* start Material for the task *
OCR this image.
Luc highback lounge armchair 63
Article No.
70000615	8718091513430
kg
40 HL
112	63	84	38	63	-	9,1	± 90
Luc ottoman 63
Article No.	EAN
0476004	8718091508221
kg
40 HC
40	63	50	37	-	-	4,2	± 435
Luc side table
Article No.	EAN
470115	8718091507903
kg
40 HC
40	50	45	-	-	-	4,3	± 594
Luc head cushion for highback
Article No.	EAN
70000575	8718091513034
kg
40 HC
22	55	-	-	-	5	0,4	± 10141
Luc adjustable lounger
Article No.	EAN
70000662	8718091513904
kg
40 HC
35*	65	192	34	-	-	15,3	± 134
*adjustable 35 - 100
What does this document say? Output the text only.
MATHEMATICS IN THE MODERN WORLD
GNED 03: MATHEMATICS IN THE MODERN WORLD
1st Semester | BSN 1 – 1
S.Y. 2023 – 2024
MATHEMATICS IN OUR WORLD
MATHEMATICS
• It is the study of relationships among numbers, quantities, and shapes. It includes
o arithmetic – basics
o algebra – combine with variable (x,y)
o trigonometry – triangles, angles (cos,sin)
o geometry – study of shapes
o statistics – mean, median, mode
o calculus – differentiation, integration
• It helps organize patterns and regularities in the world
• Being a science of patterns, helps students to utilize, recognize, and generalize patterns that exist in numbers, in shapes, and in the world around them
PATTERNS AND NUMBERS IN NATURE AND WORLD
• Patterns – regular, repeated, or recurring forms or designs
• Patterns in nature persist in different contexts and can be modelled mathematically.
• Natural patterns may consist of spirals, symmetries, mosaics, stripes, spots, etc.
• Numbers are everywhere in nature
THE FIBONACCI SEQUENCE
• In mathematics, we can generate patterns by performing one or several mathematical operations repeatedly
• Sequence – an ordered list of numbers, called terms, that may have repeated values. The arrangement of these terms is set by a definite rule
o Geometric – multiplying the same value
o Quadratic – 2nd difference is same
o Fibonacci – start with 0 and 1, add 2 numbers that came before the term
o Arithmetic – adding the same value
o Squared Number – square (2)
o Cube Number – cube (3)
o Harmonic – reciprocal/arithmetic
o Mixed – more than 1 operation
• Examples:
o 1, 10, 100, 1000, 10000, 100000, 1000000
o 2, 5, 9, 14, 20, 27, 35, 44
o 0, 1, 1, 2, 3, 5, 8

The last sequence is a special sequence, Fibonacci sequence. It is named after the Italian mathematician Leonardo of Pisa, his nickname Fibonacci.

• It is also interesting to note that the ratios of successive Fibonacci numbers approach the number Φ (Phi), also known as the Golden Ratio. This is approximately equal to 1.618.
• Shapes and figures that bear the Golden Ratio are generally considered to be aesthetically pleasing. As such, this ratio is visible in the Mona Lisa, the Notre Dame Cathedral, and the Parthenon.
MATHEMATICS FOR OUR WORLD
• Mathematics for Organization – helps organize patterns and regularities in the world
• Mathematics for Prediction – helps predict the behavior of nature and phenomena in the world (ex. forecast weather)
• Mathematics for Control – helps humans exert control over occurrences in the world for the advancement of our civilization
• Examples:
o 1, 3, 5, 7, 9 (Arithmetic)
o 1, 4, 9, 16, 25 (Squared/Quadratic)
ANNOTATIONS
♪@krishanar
* end Material for the task *
Your task is to pick out every line with the string "adjustable" and copy it.

Luc adjustable lounger
*adjustable 35 - 100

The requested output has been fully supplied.